# Task statement
Write out the data exactly as it appears, from its first line through the line containing "Find all labels, buttons, inputs, and", including both of those lines.

# Record excerpts
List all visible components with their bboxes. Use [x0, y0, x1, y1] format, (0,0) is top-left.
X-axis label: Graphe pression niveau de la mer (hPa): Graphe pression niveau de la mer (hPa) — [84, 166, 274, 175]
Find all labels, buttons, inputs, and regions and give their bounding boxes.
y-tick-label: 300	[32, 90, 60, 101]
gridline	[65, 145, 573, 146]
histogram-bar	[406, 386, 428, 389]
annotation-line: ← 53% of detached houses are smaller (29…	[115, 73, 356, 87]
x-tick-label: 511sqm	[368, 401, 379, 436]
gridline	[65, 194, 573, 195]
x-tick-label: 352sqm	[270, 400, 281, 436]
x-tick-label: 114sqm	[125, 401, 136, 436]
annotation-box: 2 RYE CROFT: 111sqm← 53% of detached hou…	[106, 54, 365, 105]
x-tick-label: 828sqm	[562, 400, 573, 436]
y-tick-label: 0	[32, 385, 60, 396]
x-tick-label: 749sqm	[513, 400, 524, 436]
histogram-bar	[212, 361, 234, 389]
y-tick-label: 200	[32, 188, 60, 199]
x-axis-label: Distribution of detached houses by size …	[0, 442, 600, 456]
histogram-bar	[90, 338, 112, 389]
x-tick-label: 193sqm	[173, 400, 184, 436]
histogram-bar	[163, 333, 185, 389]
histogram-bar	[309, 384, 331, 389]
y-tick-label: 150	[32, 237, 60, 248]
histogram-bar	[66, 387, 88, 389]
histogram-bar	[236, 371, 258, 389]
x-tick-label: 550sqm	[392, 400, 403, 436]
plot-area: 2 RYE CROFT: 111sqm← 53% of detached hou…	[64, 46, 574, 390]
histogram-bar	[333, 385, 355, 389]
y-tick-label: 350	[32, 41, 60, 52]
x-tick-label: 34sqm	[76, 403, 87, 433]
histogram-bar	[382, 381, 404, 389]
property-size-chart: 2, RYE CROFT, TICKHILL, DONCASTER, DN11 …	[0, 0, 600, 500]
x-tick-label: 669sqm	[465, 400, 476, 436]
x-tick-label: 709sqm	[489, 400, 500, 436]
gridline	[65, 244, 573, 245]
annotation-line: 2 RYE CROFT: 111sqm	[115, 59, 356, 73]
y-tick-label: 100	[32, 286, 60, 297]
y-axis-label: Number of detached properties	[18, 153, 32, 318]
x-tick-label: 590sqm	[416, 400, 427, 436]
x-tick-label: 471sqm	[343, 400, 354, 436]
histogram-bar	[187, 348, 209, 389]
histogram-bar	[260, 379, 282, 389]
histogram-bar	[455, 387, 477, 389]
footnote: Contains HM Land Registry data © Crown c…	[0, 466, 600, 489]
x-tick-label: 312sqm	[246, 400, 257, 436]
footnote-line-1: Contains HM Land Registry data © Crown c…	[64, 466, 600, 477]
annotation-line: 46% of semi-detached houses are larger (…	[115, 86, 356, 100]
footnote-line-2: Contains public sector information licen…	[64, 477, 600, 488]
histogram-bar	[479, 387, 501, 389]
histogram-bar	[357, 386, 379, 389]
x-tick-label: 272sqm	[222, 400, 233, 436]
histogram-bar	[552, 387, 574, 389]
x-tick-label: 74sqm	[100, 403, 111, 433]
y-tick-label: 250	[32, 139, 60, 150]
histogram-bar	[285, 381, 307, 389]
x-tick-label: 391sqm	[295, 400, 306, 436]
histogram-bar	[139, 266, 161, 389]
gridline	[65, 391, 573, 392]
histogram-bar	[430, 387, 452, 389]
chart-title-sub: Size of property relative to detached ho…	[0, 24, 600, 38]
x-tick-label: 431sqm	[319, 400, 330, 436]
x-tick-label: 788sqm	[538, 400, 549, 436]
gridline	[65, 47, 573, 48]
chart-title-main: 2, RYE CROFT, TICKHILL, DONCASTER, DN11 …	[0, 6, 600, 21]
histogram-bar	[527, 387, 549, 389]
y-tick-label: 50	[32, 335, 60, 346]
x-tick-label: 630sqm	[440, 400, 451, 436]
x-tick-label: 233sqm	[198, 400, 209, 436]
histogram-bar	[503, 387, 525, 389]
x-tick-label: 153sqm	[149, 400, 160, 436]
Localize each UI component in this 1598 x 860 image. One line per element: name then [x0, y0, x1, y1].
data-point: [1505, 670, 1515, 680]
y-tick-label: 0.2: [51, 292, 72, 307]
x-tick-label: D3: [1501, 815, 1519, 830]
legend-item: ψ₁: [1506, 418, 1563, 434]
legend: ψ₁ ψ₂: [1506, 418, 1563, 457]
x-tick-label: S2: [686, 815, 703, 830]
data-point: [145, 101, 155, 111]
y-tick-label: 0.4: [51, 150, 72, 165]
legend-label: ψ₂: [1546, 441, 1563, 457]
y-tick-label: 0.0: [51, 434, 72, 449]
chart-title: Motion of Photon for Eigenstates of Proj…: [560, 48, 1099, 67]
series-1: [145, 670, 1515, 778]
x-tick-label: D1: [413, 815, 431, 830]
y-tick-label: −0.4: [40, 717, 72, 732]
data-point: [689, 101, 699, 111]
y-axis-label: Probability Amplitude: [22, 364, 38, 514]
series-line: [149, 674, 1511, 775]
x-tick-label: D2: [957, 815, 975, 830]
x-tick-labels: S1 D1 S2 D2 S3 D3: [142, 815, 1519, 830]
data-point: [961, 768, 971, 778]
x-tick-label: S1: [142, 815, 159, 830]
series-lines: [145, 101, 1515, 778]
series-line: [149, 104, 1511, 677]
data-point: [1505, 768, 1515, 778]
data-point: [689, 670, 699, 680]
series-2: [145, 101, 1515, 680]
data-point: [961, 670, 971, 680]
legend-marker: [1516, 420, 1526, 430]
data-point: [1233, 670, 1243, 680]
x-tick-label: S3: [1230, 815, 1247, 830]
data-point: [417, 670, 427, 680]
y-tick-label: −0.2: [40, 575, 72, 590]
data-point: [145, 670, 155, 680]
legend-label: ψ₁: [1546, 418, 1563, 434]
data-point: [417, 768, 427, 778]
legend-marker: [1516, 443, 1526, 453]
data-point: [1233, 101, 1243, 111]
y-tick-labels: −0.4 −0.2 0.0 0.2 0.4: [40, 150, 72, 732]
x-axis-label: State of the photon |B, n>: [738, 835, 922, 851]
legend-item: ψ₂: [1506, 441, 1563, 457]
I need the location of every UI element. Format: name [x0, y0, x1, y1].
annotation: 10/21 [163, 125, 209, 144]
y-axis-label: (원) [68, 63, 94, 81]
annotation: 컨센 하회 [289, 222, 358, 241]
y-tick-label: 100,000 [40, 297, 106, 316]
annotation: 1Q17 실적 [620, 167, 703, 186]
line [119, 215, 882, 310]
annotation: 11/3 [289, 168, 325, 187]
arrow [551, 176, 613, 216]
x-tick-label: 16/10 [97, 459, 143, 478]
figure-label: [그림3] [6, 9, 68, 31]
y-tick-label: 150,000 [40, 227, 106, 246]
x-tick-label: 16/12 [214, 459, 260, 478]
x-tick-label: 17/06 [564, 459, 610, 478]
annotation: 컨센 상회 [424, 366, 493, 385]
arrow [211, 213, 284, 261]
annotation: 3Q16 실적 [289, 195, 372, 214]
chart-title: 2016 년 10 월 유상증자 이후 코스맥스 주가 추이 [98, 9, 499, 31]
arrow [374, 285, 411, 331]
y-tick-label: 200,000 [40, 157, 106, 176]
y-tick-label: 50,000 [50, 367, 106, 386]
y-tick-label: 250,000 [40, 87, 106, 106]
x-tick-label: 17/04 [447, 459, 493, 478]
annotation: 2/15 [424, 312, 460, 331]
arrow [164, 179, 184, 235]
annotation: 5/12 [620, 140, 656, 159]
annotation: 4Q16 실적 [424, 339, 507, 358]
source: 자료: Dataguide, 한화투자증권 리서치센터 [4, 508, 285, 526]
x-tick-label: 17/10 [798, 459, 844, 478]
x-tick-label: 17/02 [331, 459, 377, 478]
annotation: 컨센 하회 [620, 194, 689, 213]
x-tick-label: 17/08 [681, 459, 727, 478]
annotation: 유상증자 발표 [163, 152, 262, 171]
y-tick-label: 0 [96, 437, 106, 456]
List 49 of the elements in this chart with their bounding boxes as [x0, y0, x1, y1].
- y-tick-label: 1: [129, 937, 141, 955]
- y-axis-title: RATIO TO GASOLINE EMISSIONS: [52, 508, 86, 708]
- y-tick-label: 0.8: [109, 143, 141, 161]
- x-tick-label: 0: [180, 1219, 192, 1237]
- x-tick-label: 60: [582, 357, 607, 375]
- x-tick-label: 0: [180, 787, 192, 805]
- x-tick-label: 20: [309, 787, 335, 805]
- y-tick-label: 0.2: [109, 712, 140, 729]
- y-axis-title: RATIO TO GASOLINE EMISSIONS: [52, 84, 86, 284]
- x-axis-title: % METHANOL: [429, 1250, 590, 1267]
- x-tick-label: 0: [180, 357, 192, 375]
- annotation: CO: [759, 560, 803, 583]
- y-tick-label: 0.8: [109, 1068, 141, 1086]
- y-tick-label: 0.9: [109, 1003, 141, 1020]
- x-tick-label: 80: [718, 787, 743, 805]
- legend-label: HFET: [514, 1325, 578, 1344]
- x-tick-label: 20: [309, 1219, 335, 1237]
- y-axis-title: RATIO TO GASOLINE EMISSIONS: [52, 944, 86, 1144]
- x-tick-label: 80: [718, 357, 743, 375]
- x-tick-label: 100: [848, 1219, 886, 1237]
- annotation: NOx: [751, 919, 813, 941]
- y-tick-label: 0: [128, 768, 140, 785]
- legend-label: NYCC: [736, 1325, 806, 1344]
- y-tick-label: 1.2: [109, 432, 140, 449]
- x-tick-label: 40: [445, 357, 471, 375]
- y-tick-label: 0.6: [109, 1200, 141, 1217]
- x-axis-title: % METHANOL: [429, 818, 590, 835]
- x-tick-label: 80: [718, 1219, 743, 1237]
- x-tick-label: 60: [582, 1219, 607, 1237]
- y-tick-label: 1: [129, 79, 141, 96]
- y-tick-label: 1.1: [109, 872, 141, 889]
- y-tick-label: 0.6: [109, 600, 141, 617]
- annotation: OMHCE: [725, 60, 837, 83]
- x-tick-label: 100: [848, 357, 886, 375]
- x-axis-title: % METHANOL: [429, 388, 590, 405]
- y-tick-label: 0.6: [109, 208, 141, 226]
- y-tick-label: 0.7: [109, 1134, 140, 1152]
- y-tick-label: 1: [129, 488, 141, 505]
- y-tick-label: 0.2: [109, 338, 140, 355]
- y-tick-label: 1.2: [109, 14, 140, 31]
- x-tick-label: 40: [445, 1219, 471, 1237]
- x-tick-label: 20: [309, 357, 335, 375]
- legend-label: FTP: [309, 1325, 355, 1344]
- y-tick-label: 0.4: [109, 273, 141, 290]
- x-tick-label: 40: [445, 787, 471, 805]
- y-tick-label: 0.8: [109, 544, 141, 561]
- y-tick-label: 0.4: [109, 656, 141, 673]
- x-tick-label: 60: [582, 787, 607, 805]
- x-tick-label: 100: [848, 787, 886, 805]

# Answer for this exercise
List all visible components with their bboxes. Use [x0, y0, x1, y1] format, (0,0) is top-left.
X-axis label: Graphe pression niveau de la mer (hPa): Graphe pression niveau de la mer (hPa) — [84, 166, 274, 175]
Find all labels, buttons, inputs, and regions and give their bounding boxes.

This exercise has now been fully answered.